▸ **A series of records**:

— start —

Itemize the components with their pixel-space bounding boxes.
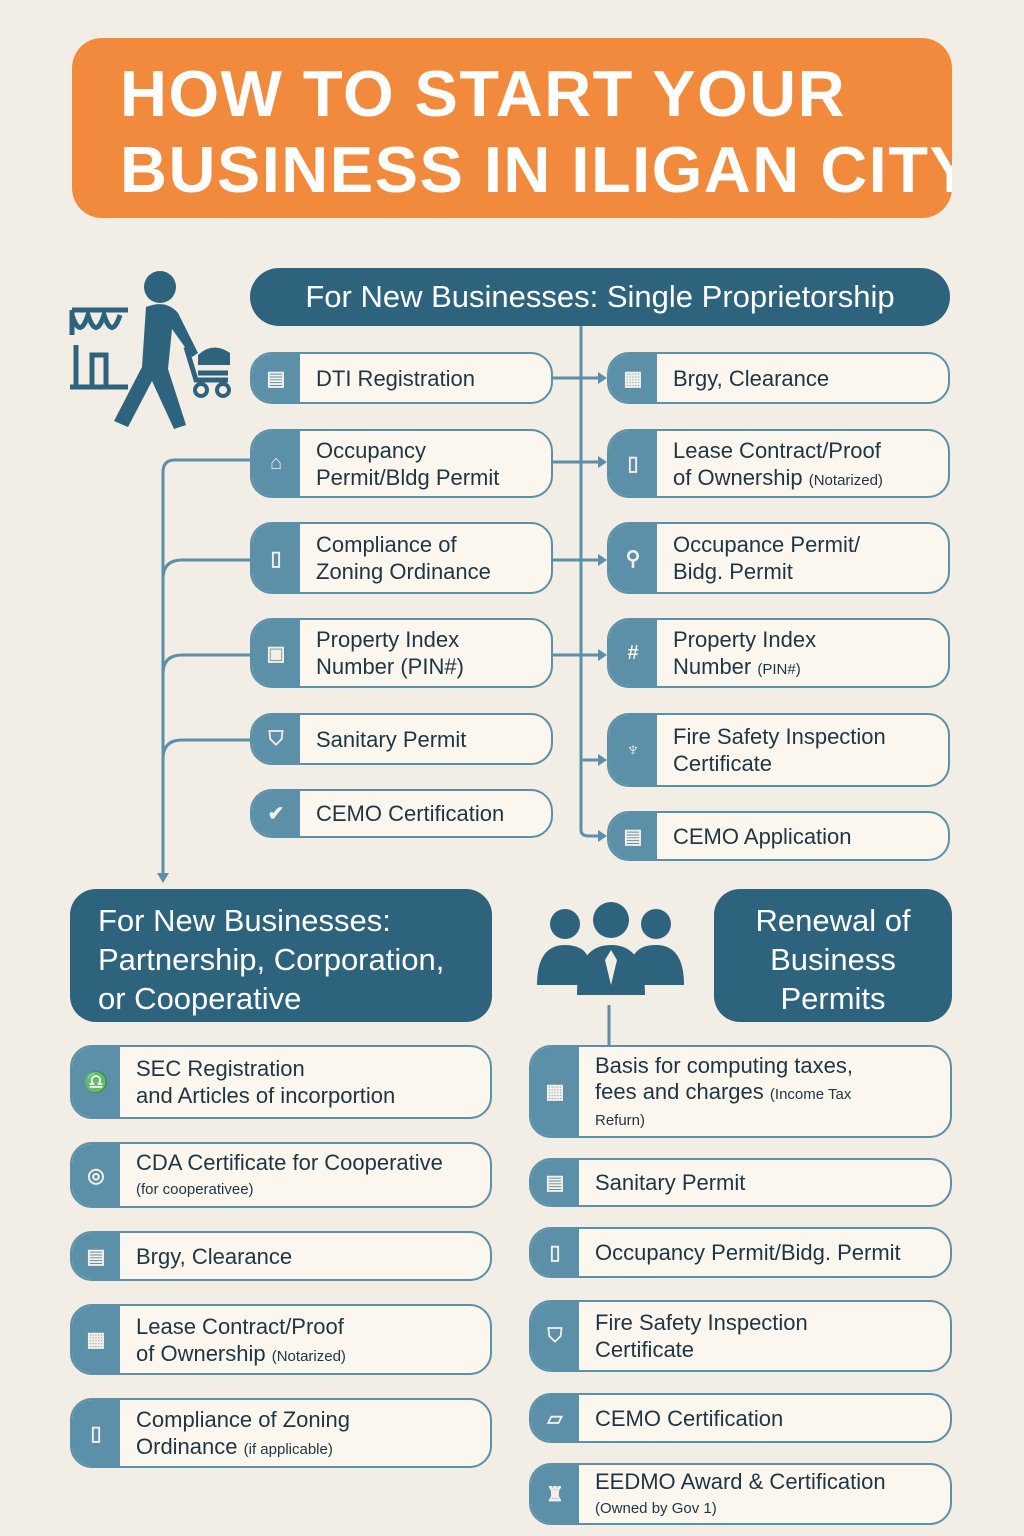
text: Number (PIN#) bbox=[316, 654, 464, 679]
text: ▯ bbox=[627, 453, 638, 475]
right items: single proprietorship bbox=[607, 352, 950, 404]
text: ▯ bbox=[270, 548, 282, 570]
text: Permit/Bldg Permit bbox=[316, 464, 499, 490]
right items: renewal: Basis for computing taxes, bbox=[595, 1052, 853, 1078]
text: Bidg. Permit bbox=[673, 559, 793, 584]
right items: renewal bbox=[529, 1045, 952, 1138]
text: ▤ bbox=[546, 1172, 564, 1194]
text: ✔ bbox=[268, 803, 284, 825]
text: Certificate bbox=[673, 751, 772, 776]
title: HOW TO START YOUR bbox=[120, 57, 846, 130]
text: EEDMO Award & Certification bbox=[595, 1469, 886, 1494]
text: ▦ bbox=[87, 1329, 105, 1351]
text: ▯ bbox=[549, 1242, 560, 1264]
text: Certificate bbox=[595, 1337, 694, 1362]
text: ⛉ bbox=[268, 728, 284, 750]
text: Zoning Ordinance bbox=[316, 559, 491, 584]
heading: renewal: Permits bbox=[780, 981, 886, 1016]
text: Fire Safety Inspection bbox=[595, 1310, 808, 1335]
heading: renewal bbox=[714, 889, 952, 1022]
right items: renewal: ▦ bbox=[546, 1081, 564, 1103]
text: ◎ bbox=[87, 1164, 105, 1186]
right items: single proprietorship: ▦ bbox=[624, 368, 642, 390]
left items: partnership: and Articles of incorportion bbox=[136, 1083, 395, 1108]
heading: single proprietorship: For New Businesses: Single Proprietorship bbox=[305, 279, 895, 314]
text: Lease Contract/Proof bbox=[673, 438, 881, 462]
left items: partnership: ♎ bbox=[84, 1072, 108, 1094]
text: Occupancy bbox=[316, 438, 426, 462]
text: Property Index bbox=[673, 627, 816, 652]
connectors bbox=[157, 326, 607, 883]
heading: partnership bbox=[70, 889, 492, 1022]
text: Brgy, Clearance bbox=[136, 1244, 292, 1268]
text: ▣ bbox=[267, 642, 285, 664]
left items: single proprietorship: DTI Registration bbox=[316, 366, 475, 390]
text: CEMO Certification bbox=[316, 801, 504, 826]
left items: partnership bbox=[70, 1045, 492, 1119]
title: BUSINESS IN ILIGAN CITY bbox=[120, 133, 952, 206]
right items: renewal: Refurn) bbox=[595, 1112, 645, 1128]
heading: partnership: For New Businesses: bbox=[98, 903, 391, 938]
text: ▯ bbox=[90, 1422, 102, 1444]
heading: renewal: Renewal of bbox=[755, 903, 911, 938]
text: Property Index bbox=[316, 627, 459, 652]
text: ⌂ bbox=[270, 452, 282, 474]
text: ♜ bbox=[546, 1484, 564, 1506]
text: Ordinance (if applicable) bbox=[136, 1434, 333, 1459]
text: ⚲ bbox=[626, 548, 640, 570]
text: # bbox=[627, 642, 639, 664]
left items: partnership: SEC Registration bbox=[136, 1056, 305, 1081]
text: (Owned by Gov 1) bbox=[595, 1500, 717, 1517]
text: Sanitary Permit bbox=[595, 1170, 745, 1195]
text: Occupancy Permit/Bidg. Permit bbox=[595, 1240, 901, 1265]
text: ▱ bbox=[547, 1408, 563, 1430]
right items: single proprietorship: Brgy, Clearance bbox=[673, 366, 829, 390]
text: Sanitary Permit bbox=[316, 726, 466, 752]
text: Fire Safety Inspection bbox=[673, 724, 886, 749]
heading: partnership: Partnership, Corporation, bbox=[98, 942, 444, 977]
icon: shopper with store bbox=[70, 271, 231, 429]
text: (for cooperativee) bbox=[136, 1181, 254, 1198]
heading: single proprietorship bbox=[250, 268, 950, 326]
text: ▤ bbox=[87, 1246, 105, 1268]
title bbox=[72, 38, 952, 218]
text: CEMO Certification bbox=[595, 1406, 783, 1430]
text: Lease Contract/Proof bbox=[136, 1314, 344, 1338]
text: ⛉ bbox=[548, 1324, 562, 1346]
text: CEMO Application bbox=[673, 824, 852, 848]
text: CDA Certificate for Cooperative bbox=[136, 1150, 443, 1175]
right items: renewal: fees and charges (Income Tax bbox=[595, 1078, 851, 1104]
text: Occupance Permit/ bbox=[673, 532, 860, 557]
text: of Ownership (Notarized) bbox=[673, 464, 883, 490]
text: Compliance of bbox=[316, 532, 457, 557]
icon: people group bbox=[537, 902, 684, 1045]
left items: single proprietorship bbox=[250, 352, 553, 404]
text: ♆ bbox=[626, 738, 640, 760]
text: of Ownership (Notarized) bbox=[136, 1340, 346, 1366]
text: ▤ bbox=[624, 826, 642, 848]
heading: renewal: Business bbox=[770, 942, 896, 977]
heading: partnership: or Cooperative bbox=[98, 981, 301, 1016]
left items: single proprietorship: ▤ bbox=[267, 368, 285, 390]
text: Number (PIN#) bbox=[673, 654, 801, 679]
text: Compliance of Zoning bbox=[136, 1407, 350, 1432]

— end —

▸ **Your goal**: Reproduce verbatim the lines from the one containing "text: Number (PIN#) bbox=[316, 654, 464, 679]" through the one containing "text: ▯ bbox=[549, 1242, 560, 1264]", including both of those lines.

▸ **Output**:
text: Number (PIN#) bbox=[316, 654, 464, 679]
text: ▯ bbox=[627, 453, 638, 475]
right items: single proprietorship bbox=[607, 352, 950, 404]
text: ▯ bbox=[270, 548, 282, 570]
text: Permit/Bldg Permit bbox=[316, 464, 499, 490]
right items: renewal: Basis for computing taxes, bbox=[595, 1052, 853, 1078]
text: Bidg. Permit bbox=[673, 559, 793, 584]
right items: renewal bbox=[529, 1045, 952, 1138]
text: ▤ bbox=[546, 1172, 564, 1194]
text: ✔ bbox=[268, 803, 284, 825]
text: Certificate bbox=[673, 751, 772, 776]
title: HOW TO START YOUR bbox=[120, 57, 846, 130]
text: EEDMO Award & Certification bbox=[595, 1469, 886, 1494]
text: ▦ bbox=[87, 1329, 105, 1351]
text: ▯ bbox=[549, 1242, 560, 1264]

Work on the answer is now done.